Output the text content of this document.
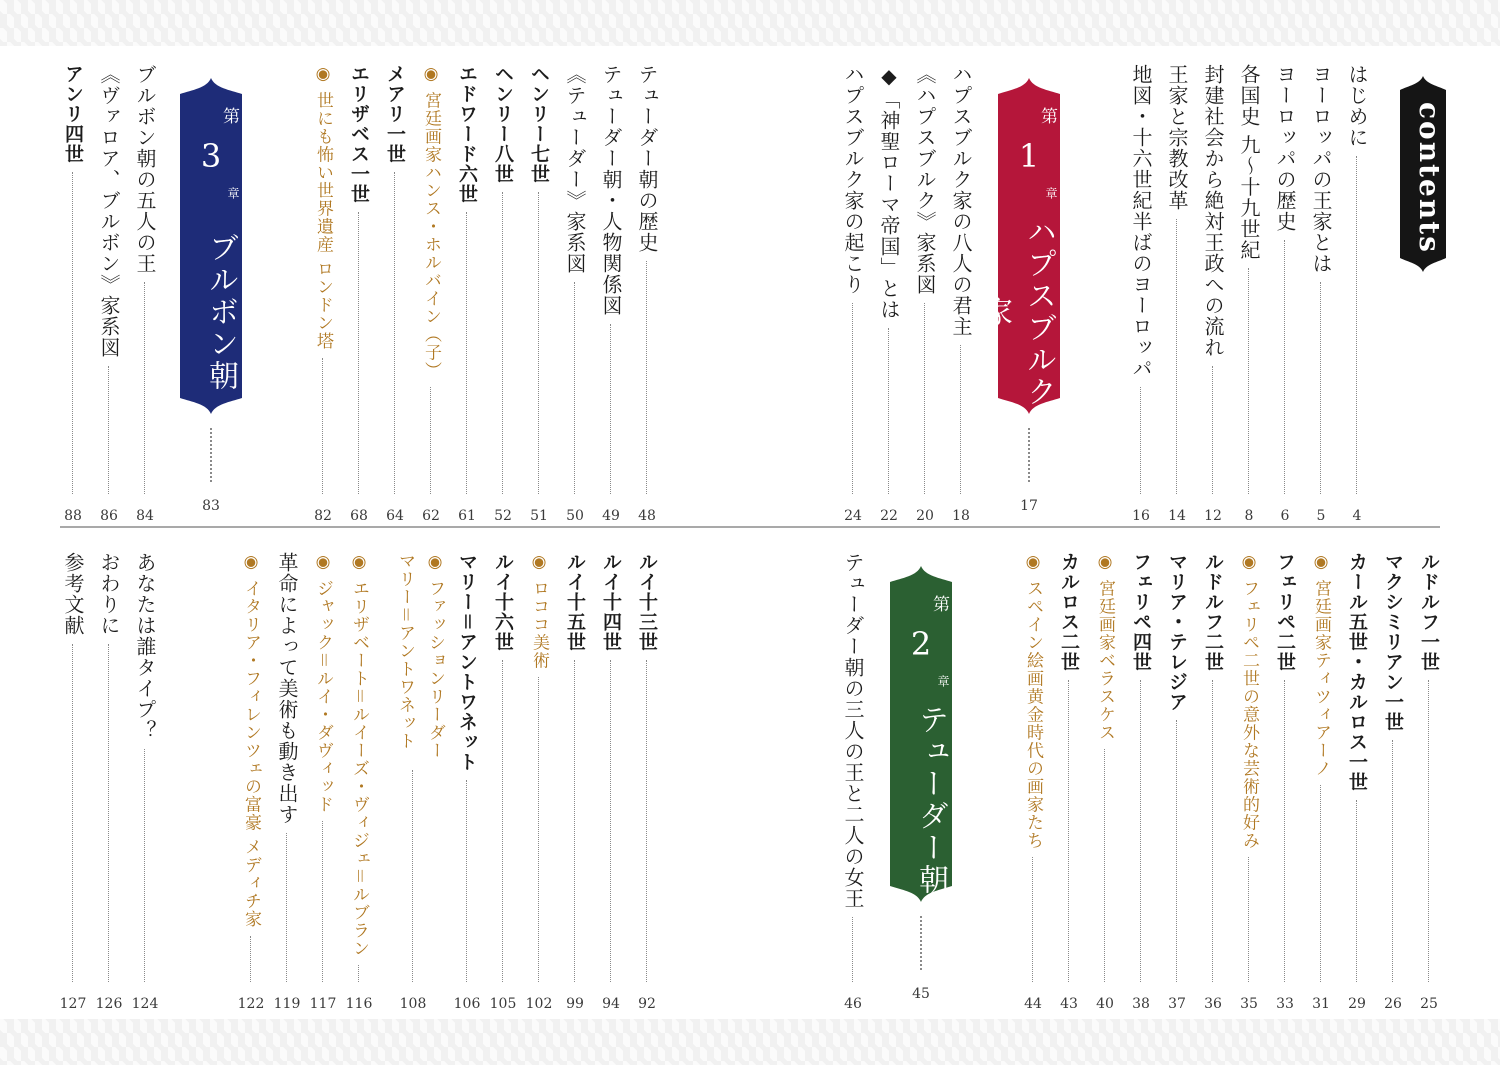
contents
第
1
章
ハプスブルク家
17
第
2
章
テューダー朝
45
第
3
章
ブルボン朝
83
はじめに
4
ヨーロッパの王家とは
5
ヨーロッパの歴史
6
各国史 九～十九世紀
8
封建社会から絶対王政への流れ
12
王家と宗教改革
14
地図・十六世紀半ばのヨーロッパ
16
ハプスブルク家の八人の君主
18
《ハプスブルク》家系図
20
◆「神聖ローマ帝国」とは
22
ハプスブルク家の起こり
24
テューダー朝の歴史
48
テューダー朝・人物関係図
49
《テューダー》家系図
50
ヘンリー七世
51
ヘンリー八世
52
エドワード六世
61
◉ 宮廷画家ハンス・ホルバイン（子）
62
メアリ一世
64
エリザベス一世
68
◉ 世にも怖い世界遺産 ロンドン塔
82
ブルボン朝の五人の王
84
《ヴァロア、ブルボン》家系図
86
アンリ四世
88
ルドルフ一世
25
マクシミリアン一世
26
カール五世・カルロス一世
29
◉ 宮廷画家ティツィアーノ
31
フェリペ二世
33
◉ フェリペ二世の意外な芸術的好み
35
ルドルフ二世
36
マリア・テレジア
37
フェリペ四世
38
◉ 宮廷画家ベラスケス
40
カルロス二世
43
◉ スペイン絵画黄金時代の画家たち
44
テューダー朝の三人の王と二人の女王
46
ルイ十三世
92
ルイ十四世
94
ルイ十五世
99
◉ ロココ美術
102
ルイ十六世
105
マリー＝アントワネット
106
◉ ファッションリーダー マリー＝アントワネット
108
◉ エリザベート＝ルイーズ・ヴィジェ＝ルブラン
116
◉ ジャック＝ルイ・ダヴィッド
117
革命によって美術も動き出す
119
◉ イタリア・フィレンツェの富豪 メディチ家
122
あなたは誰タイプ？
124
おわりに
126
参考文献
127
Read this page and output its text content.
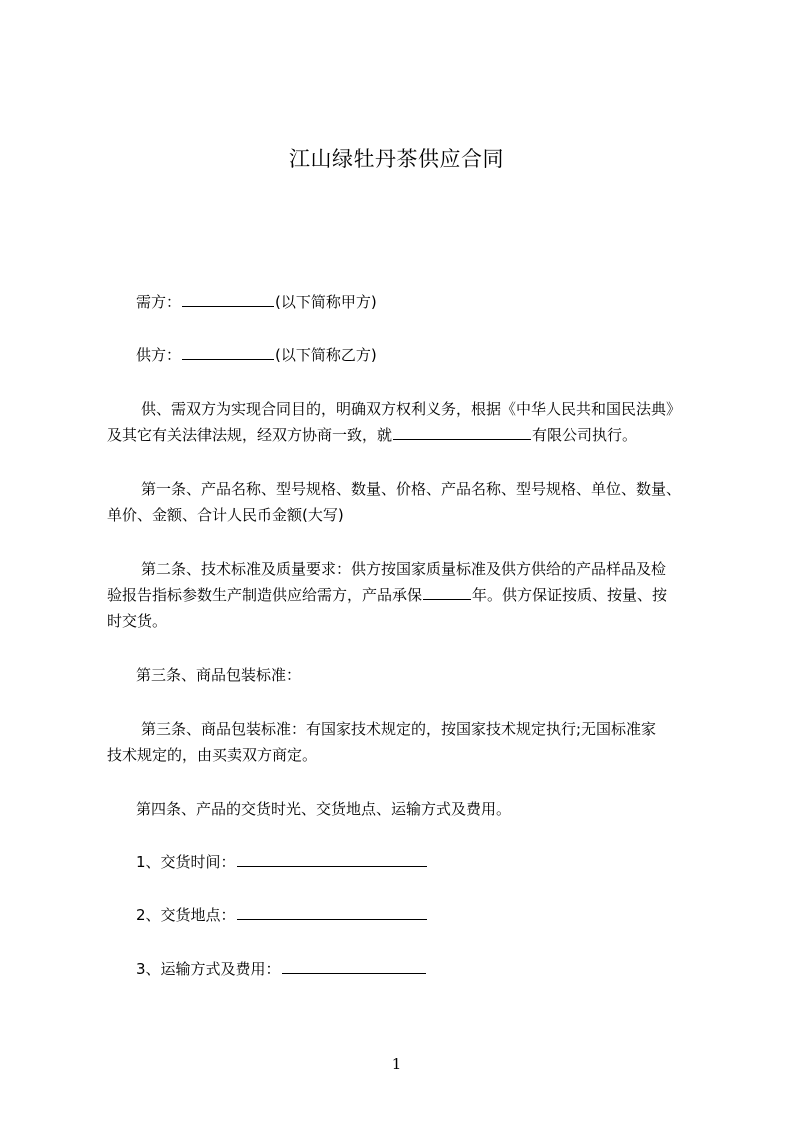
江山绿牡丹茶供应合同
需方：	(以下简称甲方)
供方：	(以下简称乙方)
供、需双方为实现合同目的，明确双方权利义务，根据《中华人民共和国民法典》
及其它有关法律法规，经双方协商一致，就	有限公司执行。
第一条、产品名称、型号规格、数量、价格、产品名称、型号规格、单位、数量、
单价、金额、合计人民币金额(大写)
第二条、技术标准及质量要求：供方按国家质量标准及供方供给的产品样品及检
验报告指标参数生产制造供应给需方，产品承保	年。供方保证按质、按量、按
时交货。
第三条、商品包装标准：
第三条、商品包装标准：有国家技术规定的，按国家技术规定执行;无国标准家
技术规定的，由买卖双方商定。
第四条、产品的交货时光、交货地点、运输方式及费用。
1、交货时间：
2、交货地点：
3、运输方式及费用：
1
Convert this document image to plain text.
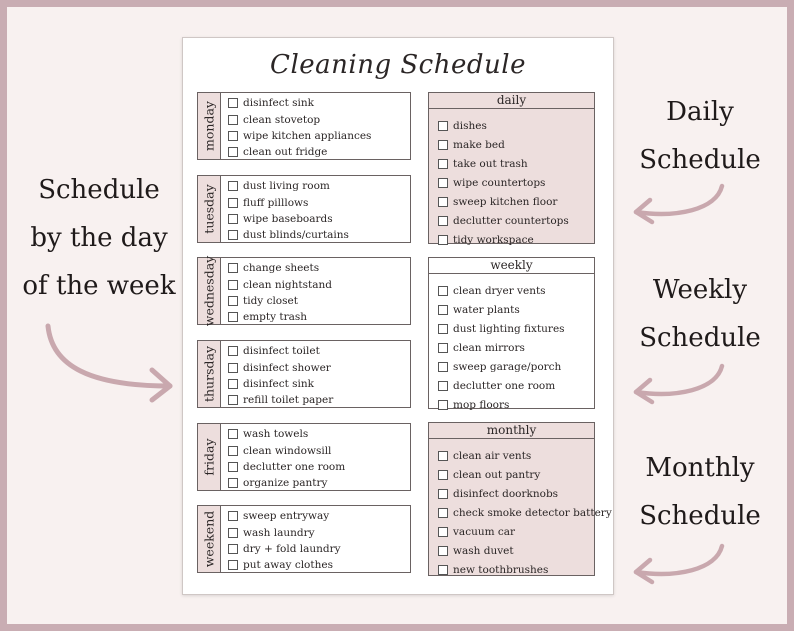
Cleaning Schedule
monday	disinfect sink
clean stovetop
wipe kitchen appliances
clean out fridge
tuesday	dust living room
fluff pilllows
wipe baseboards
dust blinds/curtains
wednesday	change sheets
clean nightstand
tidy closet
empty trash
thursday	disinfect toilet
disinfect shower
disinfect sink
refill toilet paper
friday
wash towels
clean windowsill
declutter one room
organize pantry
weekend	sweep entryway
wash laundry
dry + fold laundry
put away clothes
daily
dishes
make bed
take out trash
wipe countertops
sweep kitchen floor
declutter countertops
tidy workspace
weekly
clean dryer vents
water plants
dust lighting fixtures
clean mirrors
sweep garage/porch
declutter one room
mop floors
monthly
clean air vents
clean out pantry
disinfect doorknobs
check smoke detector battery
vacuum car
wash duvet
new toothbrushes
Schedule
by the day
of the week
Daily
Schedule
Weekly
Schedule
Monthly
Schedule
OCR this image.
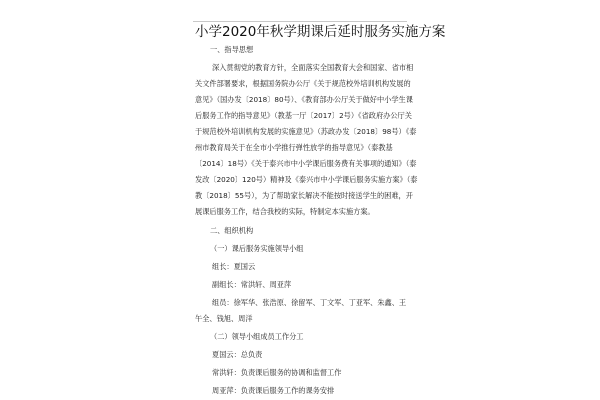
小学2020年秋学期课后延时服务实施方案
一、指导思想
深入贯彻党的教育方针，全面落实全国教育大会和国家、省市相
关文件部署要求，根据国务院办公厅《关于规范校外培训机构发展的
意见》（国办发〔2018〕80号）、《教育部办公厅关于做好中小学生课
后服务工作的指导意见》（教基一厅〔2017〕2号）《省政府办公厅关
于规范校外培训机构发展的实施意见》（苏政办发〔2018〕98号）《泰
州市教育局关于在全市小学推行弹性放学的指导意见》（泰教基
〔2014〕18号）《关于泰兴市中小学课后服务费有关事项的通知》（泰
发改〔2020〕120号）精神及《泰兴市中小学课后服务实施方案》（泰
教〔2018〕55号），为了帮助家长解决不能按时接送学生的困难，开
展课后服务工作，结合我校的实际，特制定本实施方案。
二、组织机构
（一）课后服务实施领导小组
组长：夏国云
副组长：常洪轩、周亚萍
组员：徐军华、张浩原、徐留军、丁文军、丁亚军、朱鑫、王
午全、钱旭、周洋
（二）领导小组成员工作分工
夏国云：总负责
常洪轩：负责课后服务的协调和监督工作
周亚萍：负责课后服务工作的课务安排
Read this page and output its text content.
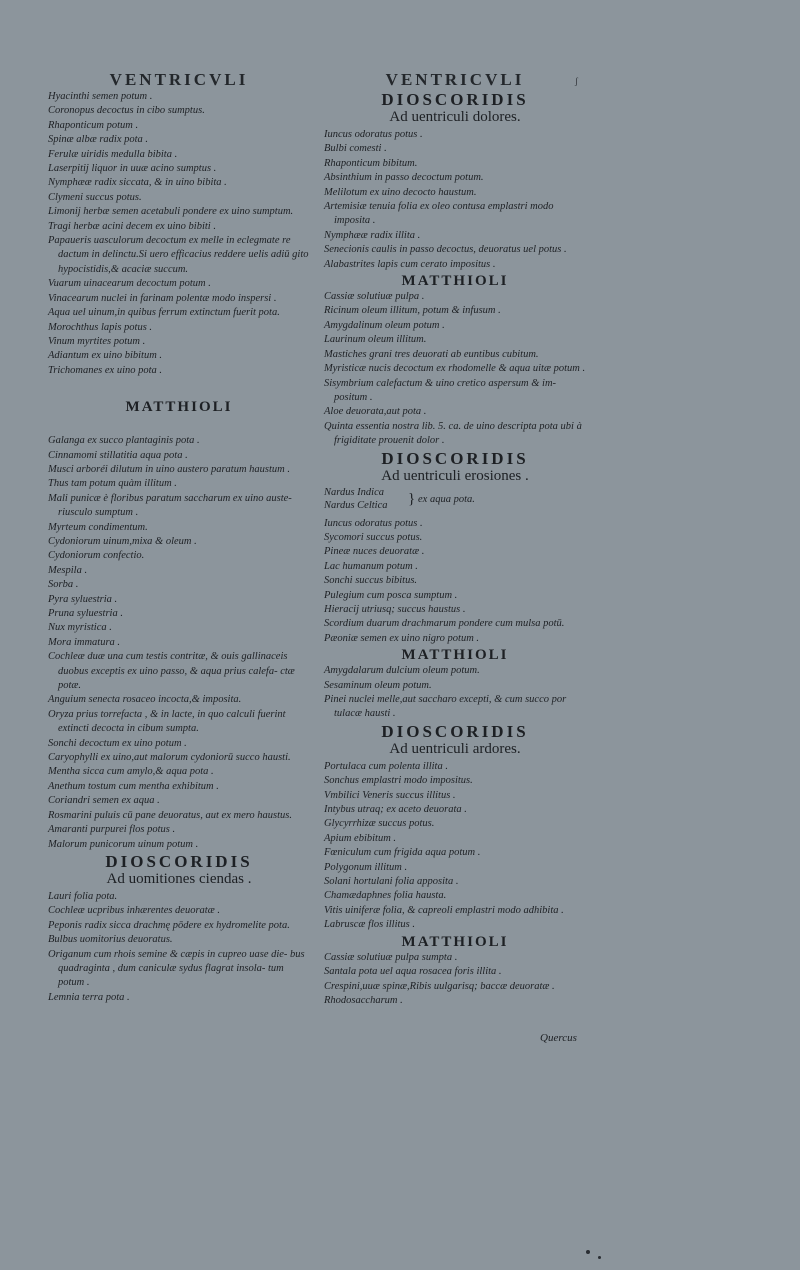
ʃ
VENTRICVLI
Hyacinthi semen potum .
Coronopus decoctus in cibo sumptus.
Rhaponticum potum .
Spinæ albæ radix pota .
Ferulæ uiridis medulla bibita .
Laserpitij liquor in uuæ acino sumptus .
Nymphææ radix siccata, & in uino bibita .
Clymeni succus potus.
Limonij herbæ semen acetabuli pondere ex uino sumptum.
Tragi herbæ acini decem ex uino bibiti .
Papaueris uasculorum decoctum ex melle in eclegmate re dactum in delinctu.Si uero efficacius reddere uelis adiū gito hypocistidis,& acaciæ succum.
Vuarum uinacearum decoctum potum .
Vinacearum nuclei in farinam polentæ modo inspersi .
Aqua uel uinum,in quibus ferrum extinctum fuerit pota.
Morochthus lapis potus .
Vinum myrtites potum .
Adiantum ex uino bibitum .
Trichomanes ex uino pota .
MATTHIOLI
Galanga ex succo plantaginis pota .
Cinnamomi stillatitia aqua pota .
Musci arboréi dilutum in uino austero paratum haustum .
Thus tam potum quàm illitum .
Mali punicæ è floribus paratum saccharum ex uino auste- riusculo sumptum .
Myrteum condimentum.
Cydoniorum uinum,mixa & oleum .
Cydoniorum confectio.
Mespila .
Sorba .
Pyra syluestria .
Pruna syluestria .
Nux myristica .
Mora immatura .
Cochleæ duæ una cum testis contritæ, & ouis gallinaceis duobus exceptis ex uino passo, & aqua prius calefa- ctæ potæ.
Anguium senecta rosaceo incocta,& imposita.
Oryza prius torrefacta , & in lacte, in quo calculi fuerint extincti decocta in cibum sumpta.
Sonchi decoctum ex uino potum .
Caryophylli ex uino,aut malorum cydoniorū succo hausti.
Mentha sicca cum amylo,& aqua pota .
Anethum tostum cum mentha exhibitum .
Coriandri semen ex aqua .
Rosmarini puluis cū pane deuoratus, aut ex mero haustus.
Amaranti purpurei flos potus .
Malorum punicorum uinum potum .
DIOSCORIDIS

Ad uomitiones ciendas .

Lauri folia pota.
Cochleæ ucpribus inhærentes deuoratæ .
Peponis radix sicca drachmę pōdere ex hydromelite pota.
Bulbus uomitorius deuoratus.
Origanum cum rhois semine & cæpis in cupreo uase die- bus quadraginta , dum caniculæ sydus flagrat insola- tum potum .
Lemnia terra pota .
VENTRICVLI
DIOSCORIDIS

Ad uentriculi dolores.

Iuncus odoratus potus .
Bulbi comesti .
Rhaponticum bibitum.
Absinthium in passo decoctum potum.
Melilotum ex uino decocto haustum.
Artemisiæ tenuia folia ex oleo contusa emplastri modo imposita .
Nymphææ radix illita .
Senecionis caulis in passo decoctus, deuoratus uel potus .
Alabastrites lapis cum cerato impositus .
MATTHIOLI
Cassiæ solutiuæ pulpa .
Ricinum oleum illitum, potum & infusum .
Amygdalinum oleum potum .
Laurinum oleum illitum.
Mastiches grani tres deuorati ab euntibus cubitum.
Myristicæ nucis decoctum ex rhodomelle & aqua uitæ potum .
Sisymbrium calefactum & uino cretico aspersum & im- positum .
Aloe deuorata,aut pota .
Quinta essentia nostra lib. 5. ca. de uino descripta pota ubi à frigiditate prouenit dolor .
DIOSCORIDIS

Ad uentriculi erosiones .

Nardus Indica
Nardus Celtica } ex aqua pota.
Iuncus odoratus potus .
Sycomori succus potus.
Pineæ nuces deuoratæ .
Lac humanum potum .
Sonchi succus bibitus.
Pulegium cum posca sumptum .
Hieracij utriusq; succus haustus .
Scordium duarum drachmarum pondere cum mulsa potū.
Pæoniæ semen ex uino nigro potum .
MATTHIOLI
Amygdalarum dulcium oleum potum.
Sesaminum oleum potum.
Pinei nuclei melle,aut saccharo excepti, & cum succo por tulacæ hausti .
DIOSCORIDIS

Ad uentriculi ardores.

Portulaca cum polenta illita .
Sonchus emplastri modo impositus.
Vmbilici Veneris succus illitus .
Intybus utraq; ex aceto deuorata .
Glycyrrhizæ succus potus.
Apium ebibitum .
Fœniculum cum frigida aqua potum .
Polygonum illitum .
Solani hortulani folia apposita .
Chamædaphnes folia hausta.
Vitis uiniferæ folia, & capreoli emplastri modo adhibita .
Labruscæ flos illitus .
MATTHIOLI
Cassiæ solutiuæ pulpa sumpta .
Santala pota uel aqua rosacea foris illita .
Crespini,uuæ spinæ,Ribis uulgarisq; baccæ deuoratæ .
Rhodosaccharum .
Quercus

────────────────

■ Problem to work on ■
Count the lines that hold the string "dust" and state that number alone.

■ Solution to this task ■
3